### PROBLEM DETAILS:
Extract each line of the data below exactly as written.

[start SUPPLIED MATERIAL]

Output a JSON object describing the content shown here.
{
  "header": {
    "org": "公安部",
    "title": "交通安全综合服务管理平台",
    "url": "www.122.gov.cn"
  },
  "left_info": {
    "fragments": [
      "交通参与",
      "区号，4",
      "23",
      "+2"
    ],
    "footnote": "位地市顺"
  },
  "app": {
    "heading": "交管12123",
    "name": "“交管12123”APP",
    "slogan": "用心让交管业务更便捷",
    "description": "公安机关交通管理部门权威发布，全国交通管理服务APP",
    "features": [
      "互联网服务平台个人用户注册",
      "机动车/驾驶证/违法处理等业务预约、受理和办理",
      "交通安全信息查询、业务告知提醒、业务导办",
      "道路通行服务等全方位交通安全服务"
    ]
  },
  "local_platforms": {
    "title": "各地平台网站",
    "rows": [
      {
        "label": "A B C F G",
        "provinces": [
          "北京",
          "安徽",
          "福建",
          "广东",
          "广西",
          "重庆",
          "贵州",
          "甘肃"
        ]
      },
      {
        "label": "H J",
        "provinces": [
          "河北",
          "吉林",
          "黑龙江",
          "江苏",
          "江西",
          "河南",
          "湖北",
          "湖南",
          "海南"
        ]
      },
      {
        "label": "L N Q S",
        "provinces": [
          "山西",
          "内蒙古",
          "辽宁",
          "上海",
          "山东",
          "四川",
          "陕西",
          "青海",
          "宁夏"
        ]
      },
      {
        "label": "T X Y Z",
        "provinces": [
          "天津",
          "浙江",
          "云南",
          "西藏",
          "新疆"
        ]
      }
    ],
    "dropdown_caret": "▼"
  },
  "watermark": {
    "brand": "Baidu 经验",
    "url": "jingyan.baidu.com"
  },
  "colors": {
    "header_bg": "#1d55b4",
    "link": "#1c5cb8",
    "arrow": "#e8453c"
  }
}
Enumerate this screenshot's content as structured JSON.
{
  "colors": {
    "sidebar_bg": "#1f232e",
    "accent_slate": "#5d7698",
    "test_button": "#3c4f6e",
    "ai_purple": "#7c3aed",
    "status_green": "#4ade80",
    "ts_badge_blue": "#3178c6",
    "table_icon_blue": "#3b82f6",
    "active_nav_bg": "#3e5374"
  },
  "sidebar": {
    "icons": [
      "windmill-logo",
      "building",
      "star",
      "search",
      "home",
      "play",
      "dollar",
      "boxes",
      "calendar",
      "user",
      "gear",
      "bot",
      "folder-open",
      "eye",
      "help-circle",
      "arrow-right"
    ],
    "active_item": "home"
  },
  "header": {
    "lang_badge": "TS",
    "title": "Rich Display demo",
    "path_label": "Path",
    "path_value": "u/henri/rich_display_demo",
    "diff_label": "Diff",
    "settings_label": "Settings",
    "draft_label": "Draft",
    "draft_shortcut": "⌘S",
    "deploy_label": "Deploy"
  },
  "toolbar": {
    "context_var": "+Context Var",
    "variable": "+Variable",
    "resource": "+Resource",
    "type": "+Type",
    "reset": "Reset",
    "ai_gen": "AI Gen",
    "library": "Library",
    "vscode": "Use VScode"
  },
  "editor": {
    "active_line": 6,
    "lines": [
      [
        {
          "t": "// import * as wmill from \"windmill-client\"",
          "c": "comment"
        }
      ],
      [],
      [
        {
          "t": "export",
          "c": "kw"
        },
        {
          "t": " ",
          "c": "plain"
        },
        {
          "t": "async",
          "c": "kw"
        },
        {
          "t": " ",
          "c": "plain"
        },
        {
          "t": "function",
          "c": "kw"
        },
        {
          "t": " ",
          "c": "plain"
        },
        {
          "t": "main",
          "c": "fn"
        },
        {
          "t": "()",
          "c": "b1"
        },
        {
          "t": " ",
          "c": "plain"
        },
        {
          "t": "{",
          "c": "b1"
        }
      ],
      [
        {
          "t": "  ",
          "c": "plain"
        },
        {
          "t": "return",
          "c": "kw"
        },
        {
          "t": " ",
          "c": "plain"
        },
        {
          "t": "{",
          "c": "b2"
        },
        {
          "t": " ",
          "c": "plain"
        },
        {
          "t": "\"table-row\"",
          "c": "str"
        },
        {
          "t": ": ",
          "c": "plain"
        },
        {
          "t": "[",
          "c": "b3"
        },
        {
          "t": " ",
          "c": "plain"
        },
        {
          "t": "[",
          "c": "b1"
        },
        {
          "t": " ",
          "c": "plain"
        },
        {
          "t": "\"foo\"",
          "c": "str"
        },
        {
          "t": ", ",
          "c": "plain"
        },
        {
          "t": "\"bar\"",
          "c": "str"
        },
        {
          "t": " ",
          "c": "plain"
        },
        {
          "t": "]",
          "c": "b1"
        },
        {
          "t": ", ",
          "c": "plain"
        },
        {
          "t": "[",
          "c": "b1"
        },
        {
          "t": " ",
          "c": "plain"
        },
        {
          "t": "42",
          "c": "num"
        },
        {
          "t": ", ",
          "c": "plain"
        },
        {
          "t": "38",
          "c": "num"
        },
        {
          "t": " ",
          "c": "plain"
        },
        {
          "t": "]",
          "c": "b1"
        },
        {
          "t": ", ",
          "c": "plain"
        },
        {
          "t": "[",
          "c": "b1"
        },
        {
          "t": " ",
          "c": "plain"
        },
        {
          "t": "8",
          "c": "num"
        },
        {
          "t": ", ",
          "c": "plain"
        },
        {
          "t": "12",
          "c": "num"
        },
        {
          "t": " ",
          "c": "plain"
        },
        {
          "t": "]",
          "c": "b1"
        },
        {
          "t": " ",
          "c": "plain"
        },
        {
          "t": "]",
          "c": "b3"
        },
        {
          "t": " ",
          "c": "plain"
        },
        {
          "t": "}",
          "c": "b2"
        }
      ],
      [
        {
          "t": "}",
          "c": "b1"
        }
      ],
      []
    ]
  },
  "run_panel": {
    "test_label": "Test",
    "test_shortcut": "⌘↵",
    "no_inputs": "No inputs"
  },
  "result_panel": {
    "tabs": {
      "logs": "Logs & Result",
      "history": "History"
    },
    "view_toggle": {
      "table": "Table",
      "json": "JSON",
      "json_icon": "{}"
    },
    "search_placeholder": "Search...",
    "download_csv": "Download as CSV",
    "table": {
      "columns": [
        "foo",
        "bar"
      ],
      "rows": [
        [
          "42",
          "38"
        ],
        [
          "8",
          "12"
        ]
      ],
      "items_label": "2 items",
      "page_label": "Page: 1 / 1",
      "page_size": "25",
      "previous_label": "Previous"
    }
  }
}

[end SUPPLIED MATERIAL]

### FINAL RESULT:
Output a JSON object describing the content shown here.
{
  "header": {
    "org": "公安部",
    "title": "交通安全综合服务管理平台",
    "url": "www.122.gov.cn"
  },
  "left_info": {
    "fragments": [
      "交通参与",
      "区号，4",
      "23",
      "+2"
    ],
    "footnote": "位地市顺"
  },
  "app": {
    "heading": "交管12123",
    "name": "“交管12123”APP",
    "slogan": "用心让交管业务更便捷",
    "description": "公安机关交通管理部门权威发布，全国交通管理服务APP",
    "features": [
      "互联网服务平台个人用户注册",
      "机动车/驾驶证/违法处理等业务预约、受理和办理",
      "交通安全信息查询、业务告知提醒、业务导办",
      "道路通行服务等全方位交通安全服务"
    ]
  },
  "local_platforms": {
    "title": "各地平台网站",
    "rows": [
      {
        "label": "A B C F G",
        "provinces": [
          "北京",
          "安徽",
          "福建",
          "广东",
          "广西",
          "重庆",
          "贵州",
          "甘肃"
        ]
      },
      {
        "label": "H J",
        "provinces": [
          "河北",
          "吉林",
          "黑龙江",
          "江苏",
          "江西",
          "河南",
          "湖北",
          "湖南",
          "海南"
        ]
      },
      {
        "label": "L N Q S",
        "provinces": [
          "山西",
          "内蒙古",
          "辽宁",
          "上海",
          "山东",
          "四川",
          "陕西",
          "青海",
          "宁夏"
        ]
      },
      {
        "label": "T X Y Z",
        "provinces": [
          "天津",
          "浙江",
          "云南",
          "西藏",
          "新疆"
        ]
      }
    ],
    "dropdown_caret": "▼"
  },
  "watermark": {
    "brand": "Baidu 经验",
    "url": "jingyan.baidu.com"
  },
  "colors": {
    "header_bg": "#1d55b4",
    "link": "#1c5cb8",
    "arrow": "#e8453c"
  }
}
Enumerate this screenshot's content as structured JSON.
{
  "colors": {
    "sidebar_bg": "#1f232e",
    "accent_slate": "#5d7698",
    "test_button": "#3c4f6e",
    "ai_purple": "#7c3aed",
    "status_green": "#4ade80",
    "ts_badge_blue": "#3178c6",
    "table_icon_blue": "#3b82f6",
    "active_nav_bg": "#3e5374"
  },
  "sidebar": {
    "icons": [
      "windmill-logo",
      "building",
      "star",
      "search",
      "home",
      "play",
      "dollar",
      "boxes",
      "calendar",
      "user",
      "gear",
      "bot",
      "folder-open",
      "eye",
      "help-circle",
      "arrow-right"
    ],
    "active_item": "home"
  },
  "header": {
    "lang_badge": "TS",
    "title": "Rich Display demo",
    "path_label": "Path",
    "path_value": "u/henri/rich_display_demo",
    "diff_label": "Diff",
    "settings_label": "Settings",
    "draft_label": "Draft",
    "draft_shortcut": "⌘S",
    "deploy_label": "Deploy"
  },
  "toolbar": {
    "context_var": "+Context Var",
    "variable": "+Variable",
    "resource": "+Resource",
    "type": "+Type",
    "reset": "Reset",
    "ai_gen": "AI Gen",
    "library": "Library",
    "vscode": "Use VScode"
  },
  "editor": {
    "active_line": 6,
    "lines": [
      [
        {
          "t": "// import * as wmill from \"windmill-client\"",
          "c": "comment"
        }
      ],
      [],
      [
        {
          "t": "export",
          "c": "kw"
        },
        {
          "t": " ",
          "c": "plain"
        },
        {
          "t": "async",
          "c": "kw"
        },
        {
          "t": " ",
          "c": "plain"
        },
        {
          "t": "function",
          "c": "kw"
        },
        {
          "t": " ",
          "c": "plain"
        },
        {
          "t": "main",
          "c": "fn"
        },
        {
          "t": "()",
          "c": "b1"
        },
        {
          "t": " ",
          "c": "plain"
        },
        {
          "t": "{",
          "c": "b1"
        }
      ],
      [
        {
          "t": "  ",
          "c": "plain"
        },
        {
          "t": "return",
          "c": "kw"
        },
        {
          "t": " ",
          "c": "plain"
        },
        {
          "t": "{",
          "c": "b2"
        },
        {
          "t": " ",
          "c": "plain"
        },
        {
          "t": "\"table-row\"",
          "c": "str"
        },
        {
          "t": ": ",
          "c": "plain"
        },
        {
          "t": "[",
          "c": "b3"
        },
        {
          "t": " ",
          "c": "plain"
        },
        {
          "t": "[",
          "c": "b1"
        },
        {
          "t": " ",
          "c": "plain"
        },
        {
          "t": "\"foo\"",
          "c": "str"
        },
        {
          "t": ", ",
          "c": "plain"
        },
        {
          "t": "\"bar\"",
          "c": "str"
        },
        {
          "t": " ",
          "c": "plain"
        },
        {
          "t": "]",
          "c": "b1"
        },
        {
          "t": ", ",
          "c": "plain"
        },
        {
          "t": "[",
          "c": "b1"
        },
        {
          "t": " ",
          "c": "plain"
        },
        {
          "t": "42",
          "c": "num"
        },
        {
          "t": ", ",
          "c": "plain"
        },
        {
          "t": "38",
          "c": "num"
        },
        {
          "t": " ",
          "c": "plain"
        },
        {
          "t": "]",
          "c": "b1"
        },
        {
          "t": ", ",
          "c": "plain"
        },
        {
          "t": "[",
          "c": "b1"
        },
        {
          "t": " ",
          "c": "plain"
        },
        {
          "t": "8",
          "c": "num"
        },
        {
          "t": ", ",
          "c": "plain"
        },
        {
          "t": "12",
          "c": "num"
        },
        {
          "t": " ",
          "c": "plain"
        },
        {
          "t": "]",
          "c": "b1"
        },
        {
          "t": " ",
          "c": "plain"
        },
        {
          "t": "]",
          "c": "b3"
        },
        {
          "t": " ",
          "c": "plain"
        },
        {
          "t": "}",
          "c": "b2"
        }
      ],
      [
        {
          "t": "}",
          "c": "b1"
        }
      ],
      []
    ]
  },
  "run_panel": {
    "test_label": "Test",
    "test_shortcut": "⌘↵",
    "no_inputs": "No inputs"
  },
  "result_panel": {
    "tabs": {
      "logs": "Logs & Result",
      "history": "History"
    },
    "view_toggle": {
      "table": "Table",
      "json": "JSON",
      "json_icon": "{}"
    },
    "search_placeholder": "Search...",
    "download_csv": "Download as CSV",
    "table": {
      "columns": [
        "foo",
        "bar"
      ],
      "rows": [
        [
          "42",
          "38"
        ],
        [
          "8",
          "12"
        ]
      ],
      "items_label": "2 items",
      "page_label": "Page: 1 / 1",
      "page_size": "25",
      "previous_label": "Previous"
    }
  }
}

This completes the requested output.